● **Dataset content**
┌────────

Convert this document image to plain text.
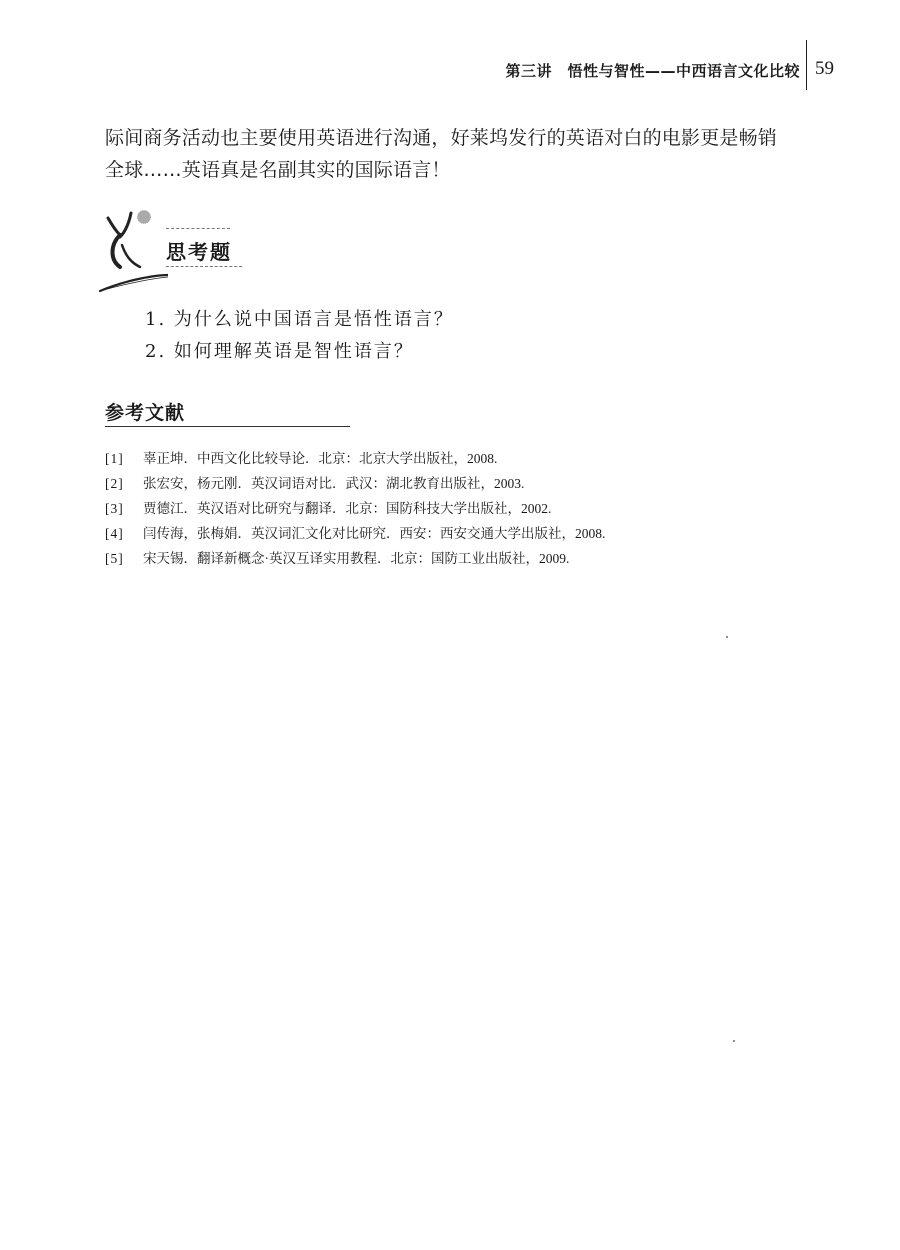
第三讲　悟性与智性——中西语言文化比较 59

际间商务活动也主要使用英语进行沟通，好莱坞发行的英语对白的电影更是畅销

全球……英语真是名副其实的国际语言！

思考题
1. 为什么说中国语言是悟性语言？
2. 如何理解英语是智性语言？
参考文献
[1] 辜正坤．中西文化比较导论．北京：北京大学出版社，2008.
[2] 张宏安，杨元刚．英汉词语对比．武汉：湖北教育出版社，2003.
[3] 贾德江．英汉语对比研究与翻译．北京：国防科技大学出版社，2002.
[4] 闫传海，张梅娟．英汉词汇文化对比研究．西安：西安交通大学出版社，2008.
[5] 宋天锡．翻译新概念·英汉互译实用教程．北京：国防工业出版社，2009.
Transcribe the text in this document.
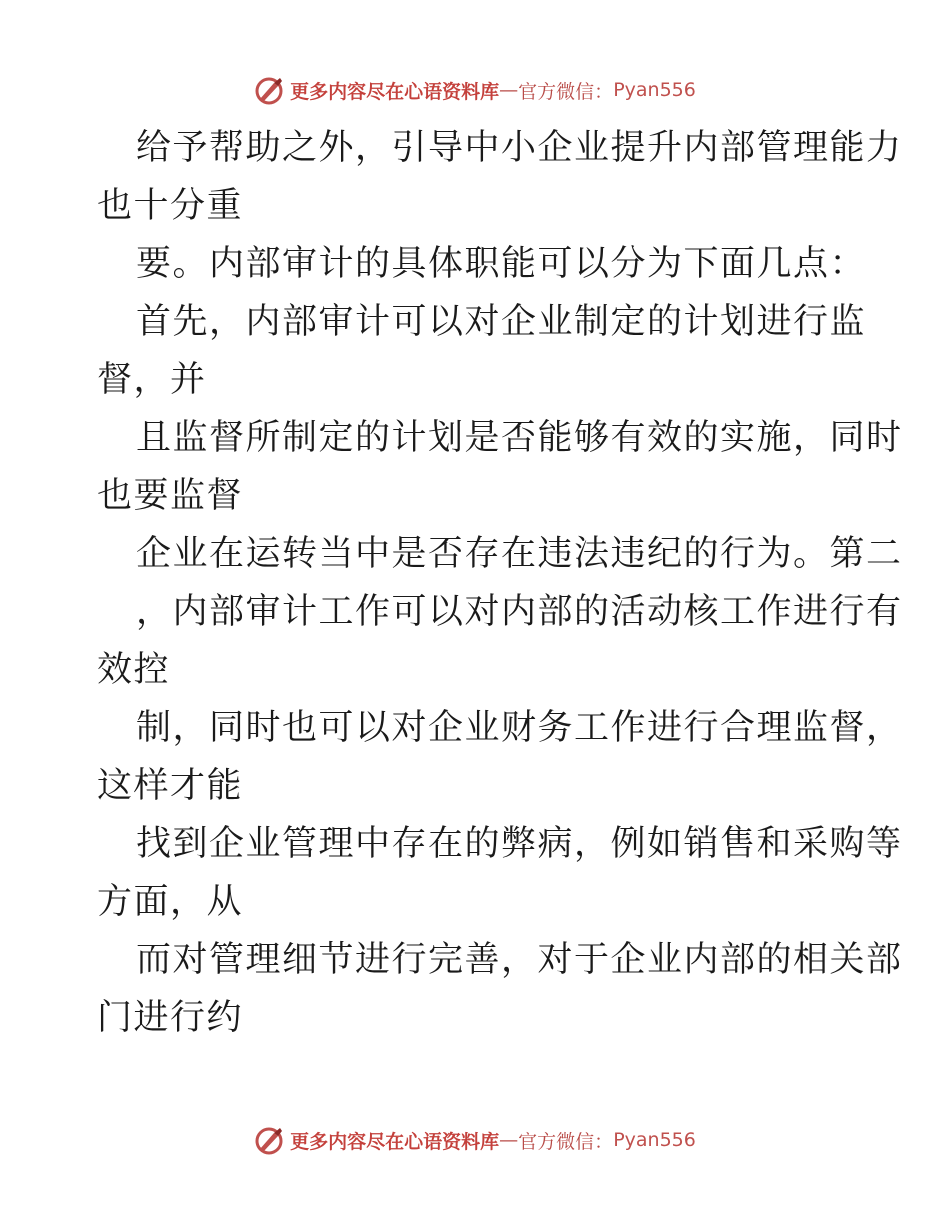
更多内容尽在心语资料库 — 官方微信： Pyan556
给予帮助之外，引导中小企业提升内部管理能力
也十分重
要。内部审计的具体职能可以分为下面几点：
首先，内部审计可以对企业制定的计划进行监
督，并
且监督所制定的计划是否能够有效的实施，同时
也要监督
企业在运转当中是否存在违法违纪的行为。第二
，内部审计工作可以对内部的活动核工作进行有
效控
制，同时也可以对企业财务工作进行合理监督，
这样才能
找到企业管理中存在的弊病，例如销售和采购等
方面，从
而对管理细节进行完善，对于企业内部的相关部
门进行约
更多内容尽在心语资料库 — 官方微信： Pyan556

└────────

● **Exercise details**
Repeat verbatim all the material, but not the pictures.

● **Complete output**
Convert this document image to plain text.
第三讲　悟性与智性——中西语言文化比较 59

际间商务活动也主要使用英语进行沟通，好莱坞发行的英语对白的电影更是畅销

全球……英语真是名副其实的国际语言！

思考题
1. 为什么说中国语言是悟性语言？
2. 如何理解英语是智性语言？
参考文献
[1] 辜正坤．中西文化比较导论．北京：北京大学出版社，2008.
[2] 张宏安，杨元刚．英汉词语对比．武汉：湖北教育出版社，2003.
[3] 贾德江．英汉语对比研究与翻译．北京：国防科技大学出版社，2002.
[4] 闫传海，张梅娟．英汉词汇文化对比研究．西安：西安交通大学出版社，2008.
[5] 宋天锡．翻译新概念·英汉互译实用教程．北京：国防工业出版社，2009.
Transcribe the text in this document.
更多内容尽在心语资料库 — 官方微信： Pyan556
给予帮助之外，引导中小企业提升内部管理能力
也十分重
要。内部审计的具体职能可以分为下面几点：
首先，内部审计可以对企业制定的计划进行监
督，并
且监督所制定的计划是否能够有效的实施，同时
也要监督
企业在运转当中是否存在违法违纪的行为。第二
，内部审计工作可以对内部的活动核工作进行有
效控
制，同时也可以对企业财务工作进行合理监督，
这样才能
找到企业管理中存在的弊病，例如销售和采购等
方面，从
而对管理细节进行完善，对于企业内部的相关部
门进行约
更多内容尽在心语资料库 — 官方微信： Pyan556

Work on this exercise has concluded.